- **Information provided**
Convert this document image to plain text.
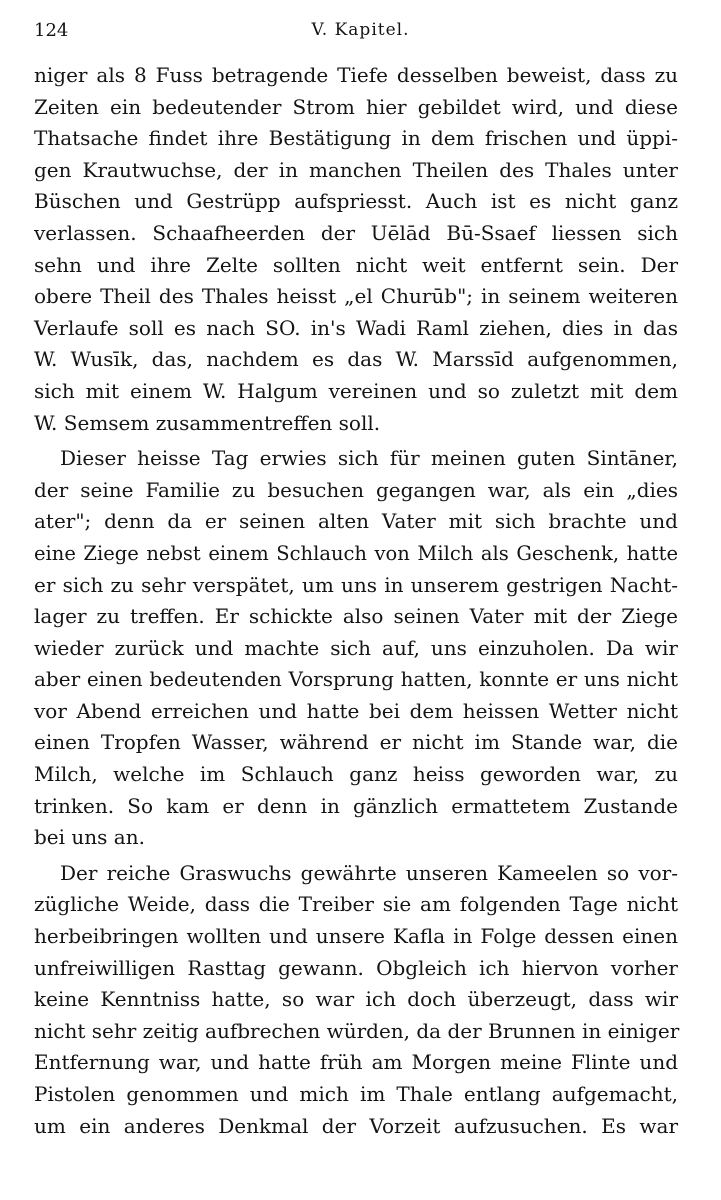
124	V. Kapitel.
niger als 8 Fuss betragende Tiefe desselben beweist, dass zu
Zeiten ein bedeutender Strom hier gebildet wird, und diese
Thatsache findet ihre Bestätigung in dem frischen und üppi-
gen Krautwuchse, der in manchen Theilen des Thales unter
Büschen und Gestrüpp aufspriesst. Auch ist es nicht ganz
verlassen. Schaafheerden der Uēlād Bū-Ssaef liessen sich
sehn und ihre Zelte sollten nicht weit entfernt sein. Der
obere Theil des Thales heisst „el Churūb"; in seinem weiteren
Verlaufe soll es nach SO. in's Wadi Raml ziehen, dies in das
W. Wusīk, das, nachdem es das W. Marssīd aufgenommen,
sich mit einem W. Halgum vereinen und so zuletzt mit dem
W. Semsem zusammentreffen soll.
Dieser heisse Tag erwies sich für meinen guten Sintāner,
der seine Familie zu besuchen gegangen war, als ein „dies
ater"; denn da er seinen alten Vater mit sich brachte und
eine Ziege nebst einem Schlauch von Milch als Geschenk, hatte
er sich zu sehr verspätet, um uns in unserem gestrigen Nacht-
lager zu treffen. Er schickte also seinen Vater mit der Ziege
wieder zurück und machte sich auf, uns einzuholen. Da wir
aber einen bedeutenden Vorsprung hatten, konnte er uns nicht
vor Abend erreichen und hatte bei dem heissen Wetter nicht
einen Tropfen Wasser, während er nicht im Stande war, die
Milch, welche im Schlauch ganz heiss geworden war, zu
trinken. So kam er denn in gänzlich ermattetem Zustande
bei uns an.
Der reiche Graswuchs gewährte unseren Kameelen so vor-
zügliche Weide, dass die Treiber sie am folgenden Tage nicht
herbeibringen wollten und unsere Kafla in Folge dessen einen
unfreiwilligen Rasttag gewann. Obgleich ich hiervon vorher
keine Kenntniss hatte, so war ich doch überzeugt, dass wir
nicht sehr zeitig aufbrechen würden, da der Brunnen in einiger
Entfernung war, und hatte früh am Morgen meine Flinte und
Pistolen genommen und mich im Thale entlang aufgemacht,
um ein anderes Denkmal der Vorzeit aufzusuchen. Es war
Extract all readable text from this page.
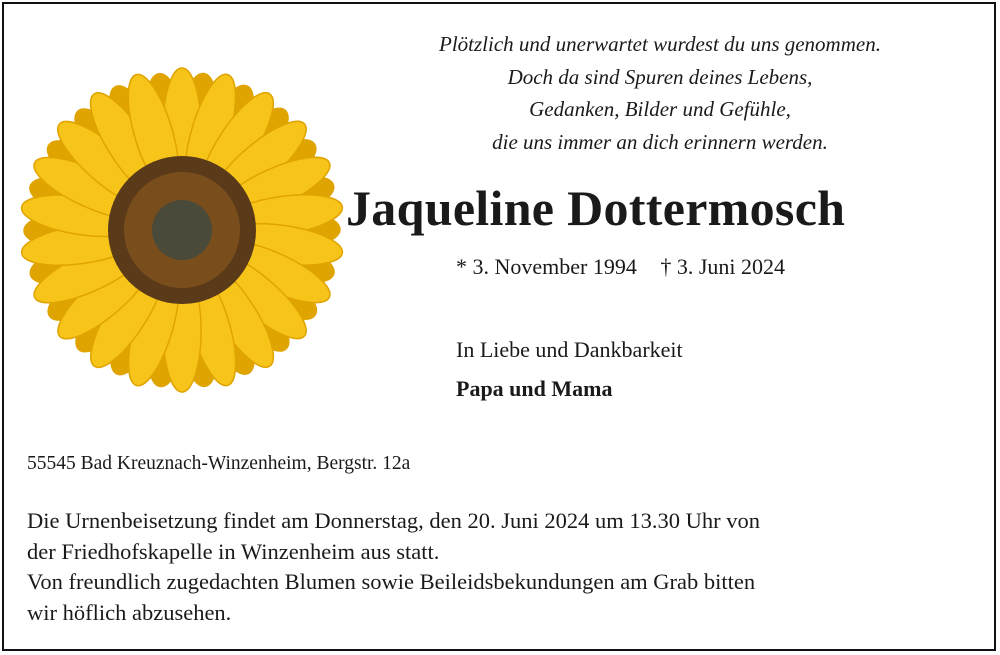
Plötzlich und unerwartet wurdest du uns genommen.
Doch da sind Spuren deines Lebens,
Gedanken, Bilder und Gefühle,
die uns immer an dich erinnern werden.
Jaqueline Dottermosch
* 3. November 1994 † 3. Juni 2024
In Liebe und Dankbarkeit
Papa und Mama
55545 Bad Kreuznach-Winzenheim, Bergstr. 12a
Die Urnenbeisetzung findet am Donnerstag, den 20. Juni 2024 um 13.30 Uhr von
der Friedhofskapelle in Winzenheim aus statt.
Von freundlich zugedachten Blumen sowie Beileidsbekundungen am Grab bitten
wir höflich abzusehen.
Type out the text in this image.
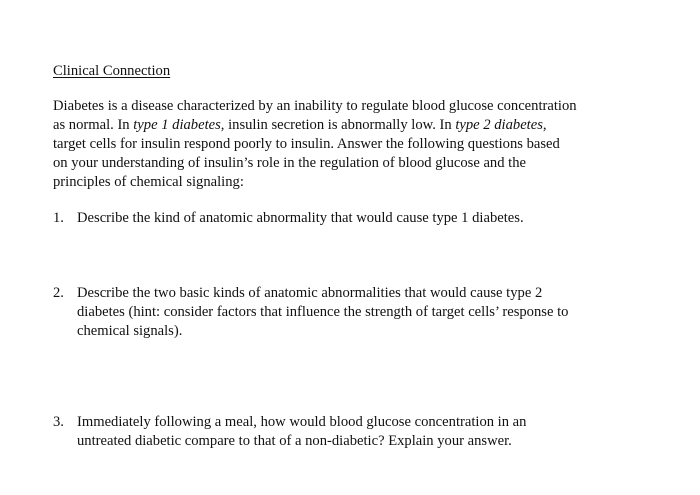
Clinical Connection
Diabetes is a disease characterized by an inability to regulate blood glucose concentration
as normal. In type 1 diabetes, insulin secretion is abnormally low. In type 2 diabetes,
target cells for insulin respond poorly to insulin. Answer the following questions based
on your understanding of insulin’s role in the regulation of blood glucose and the
principles of chemical signaling:
1. Describe the kind of anatomic abnormality that would cause type 1 diabetes.
2. Describe the two basic kinds of anatomic abnormalities that would cause type 2
diabetes (hint: consider factors that influence the strength of target cells’ response to
chemical signals).
3. Immediately following a meal, how would blood glucose concentration in an
untreated diabetic compare to that of a non-diabetic? Explain your answer.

- **Task requirements**
Transcribe the records verbatim, excluding pictures.

- **Result of this exercise**
Convert this document image to plain text.
124	V. Kapitel.
niger als 8 Fuss betragende Tiefe desselben beweist, dass zu
Zeiten ein bedeutender Strom hier gebildet wird, und diese
Thatsache findet ihre Bestätigung in dem frischen und üppi-
gen Krautwuchse, der in manchen Theilen des Thales unter
Büschen und Gestrüpp aufspriesst. Auch ist es nicht ganz
verlassen. Schaafheerden der Uēlād Bū-Ssaef liessen sich
sehn und ihre Zelte sollten nicht weit entfernt sein. Der
obere Theil des Thales heisst „el Churūb"; in seinem weiteren
Verlaufe soll es nach SO. in's Wadi Raml ziehen, dies in das
W. Wusīk, das, nachdem es das W. Marssīd aufgenommen,
sich mit einem W. Halgum vereinen und so zuletzt mit dem
W. Semsem zusammentreffen soll.
Dieser heisse Tag erwies sich für meinen guten Sintāner,
der seine Familie zu besuchen gegangen war, als ein „dies
ater"; denn da er seinen alten Vater mit sich brachte und
eine Ziege nebst einem Schlauch von Milch als Geschenk, hatte
er sich zu sehr verspätet, um uns in unserem gestrigen Nacht-
lager zu treffen. Er schickte also seinen Vater mit der Ziege
wieder zurück und machte sich auf, uns einzuholen. Da wir
aber einen bedeutenden Vorsprung hatten, konnte er uns nicht
vor Abend erreichen und hatte bei dem heissen Wetter nicht
einen Tropfen Wasser, während er nicht im Stande war, die
Milch, welche im Schlauch ganz heiss geworden war, zu
trinken. So kam er denn in gänzlich ermattetem Zustande
bei uns an.
Der reiche Graswuchs gewährte unseren Kameelen so vor-
zügliche Weide, dass die Treiber sie am folgenden Tage nicht
herbeibringen wollten und unsere Kafla in Folge dessen einen
unfreiwilligen Rasttag gewann. Obgleich ich hiervon vorher
keine Kenntniss hatte, so war ich doch überzeugt, dass wir
nicht sehr zeitig aufbrechen würden, da der Brunnen in einiger
Entfernung war, und hatte früh am Morgen meine Flinte und
Pistolen genommen und mich im Thale entlang aufgemacht,
um ein anderes Denkmal der Vorzeit aufzusuchen. Es war
Extract all readable text from this page.
Plötzlich und unerwartet wurdest du uns genommen.
Doch da sind Spuren deines Lebens,
Gedanken, Bilder und Gefühle,
die uns immer an dich erinnern werden.
Jaqueline Dottermosch
* 3. November 1994 † 3. Juni 2024
In Liebe und Dankbarkeit
Papa und Mama
55545 Bad Kreuznach-Winzenheim, Bergstr. 12a
Die Urnenbeisetzung findet am Donnerstag, den 20. Juni 2024 um 13.30 Uhr von
der Friedhofskapelle in Winzenheim aus statt.
Von freundlich zugedachten Blumen sowie Beileidsbekundungen am Grab bitten
wir höflich abzusehen.
Type out the text in this image.
Clinical Connection
Diabetes is a disease characterized by an inability to regulate blood glucose concentration
as normal. In type 1 diabetes, insulin secretion is abnormally low. In type 2 diabetes,
target cells for insulin respond poorly to insulin. Answer the following questions based
on your understanding of insulin’s role in the regulation of blood glucose and the
principles of chemical signaling:
1. Describe the kind of anatomic abnormality that would cause type 1 diabetes.
2. Describe the two basic kinds of anatomic abnormalities that would cause type 2
diabetes (hint: consider factors that influence the strength of target cells’ response to
chemical signals).
3. Immediately following a meal, how would blood glucose concentration in an
untreated diabetic compare to that of a non-diabetic? Explain your answer.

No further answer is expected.